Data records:
:::
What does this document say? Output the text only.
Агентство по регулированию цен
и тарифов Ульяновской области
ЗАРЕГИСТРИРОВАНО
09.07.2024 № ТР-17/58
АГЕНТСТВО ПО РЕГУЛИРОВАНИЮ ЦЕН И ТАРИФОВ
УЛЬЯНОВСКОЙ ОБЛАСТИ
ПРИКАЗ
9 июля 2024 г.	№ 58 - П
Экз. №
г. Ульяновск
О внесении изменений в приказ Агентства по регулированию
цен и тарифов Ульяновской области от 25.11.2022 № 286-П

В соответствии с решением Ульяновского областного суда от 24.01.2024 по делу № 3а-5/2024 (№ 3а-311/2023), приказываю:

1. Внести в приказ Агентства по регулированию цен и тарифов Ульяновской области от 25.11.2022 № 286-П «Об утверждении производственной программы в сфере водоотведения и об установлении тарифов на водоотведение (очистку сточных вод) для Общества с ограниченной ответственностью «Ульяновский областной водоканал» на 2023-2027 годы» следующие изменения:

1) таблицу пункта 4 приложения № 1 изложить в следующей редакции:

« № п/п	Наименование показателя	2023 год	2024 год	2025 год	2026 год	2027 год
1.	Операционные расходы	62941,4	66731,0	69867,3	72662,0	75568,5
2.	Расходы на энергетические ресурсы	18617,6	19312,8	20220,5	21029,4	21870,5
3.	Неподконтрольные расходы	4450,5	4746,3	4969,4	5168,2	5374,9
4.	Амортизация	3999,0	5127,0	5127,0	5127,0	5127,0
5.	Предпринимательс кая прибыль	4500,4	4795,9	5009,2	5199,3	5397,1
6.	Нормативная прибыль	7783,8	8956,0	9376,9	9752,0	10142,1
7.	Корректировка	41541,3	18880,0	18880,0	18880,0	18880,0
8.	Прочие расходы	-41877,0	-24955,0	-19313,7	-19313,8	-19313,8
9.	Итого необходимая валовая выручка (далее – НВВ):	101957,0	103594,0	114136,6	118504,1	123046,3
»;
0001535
:::
● **WHAT THE EXERCISE ASKS**: Write out the whole listing again. Match it word for word.

● **COMPLETE RESPONSE**:
What does this document say? Output the text only.
Агентство по регулированию цен
и тарифов Ульяновской области
ЗАРЕГИСТРИРОВАНО
09.07.2024 № ТР-17/58
АГЕНТСТВО ПО РЕГУЛИРОВАНИЮ ЦЕН И ТАРИФОВ
УЛЬЯНОВСКОЙ ОБЛАСТИ
ПРИКАЗ
9 июля 2024 г.	№ 58 - П
Экз. №
г. Ульяновск
О внесении изменений в приказ Агентства по регулированию
цен и тарифов Ульяновской области от 25.11.2022 № 286-П

В соответствии с решением Ульяновского областного суда от 24.01.2024 по делу № 3а-5/2024 (№ 3а-311/2023), приказываю:

1. Внести в приказ Агентства по регулированию цен и тарифов Ульяновской области от 25.11.2022 № 286-П «Об утверждении производственной программы в сфере водоотведения и об установлении тарифов на водоотведение (очистку сточных вод) для Общества с ограниченной ответственностью «Ульяновский областной водоканал» на 2023-2027 годы» следующие изменения:

1) таблицу пункта 4 приложения № 1 изложить в следующей редакции:

« № п/п	Наименование показателя	2023 год	2024 год	2025 год	2026 год	2027 год
1.	Операционные расходы	62941,4	66731,0	69867,3	72662,0	75568,5
2.	Расходы на энергетические ресурсы	18617,6	19312,8	20220,5	21029,4	21870,5
3.	Неподконтрольные расходы	4450,5	4746,3	4969,4	5168,2	5374,9
4.	Амортизация	3999,0	5127,0	5127,0	5127,0	5127,0
5.	Предпринимательс кая прибыль	4500,4	4795,9	5009,2	5199,3	5397,1
6.	Нормативная прибыль	7783,8	8956,0	9376,9	9752,0	10142,1
7.	Корректировка	41541,3	18880,0	18880,0	18880,0	18880,0
8.	Прочие расходы	-41877,0	-24955,0	-19313,7	-19313,8	-19313,8
9.	Итого необходимая валовая выручка (далее – НВВ):	101957,0	103594,0	114136,6	118504,1	123046,3
»;
0001535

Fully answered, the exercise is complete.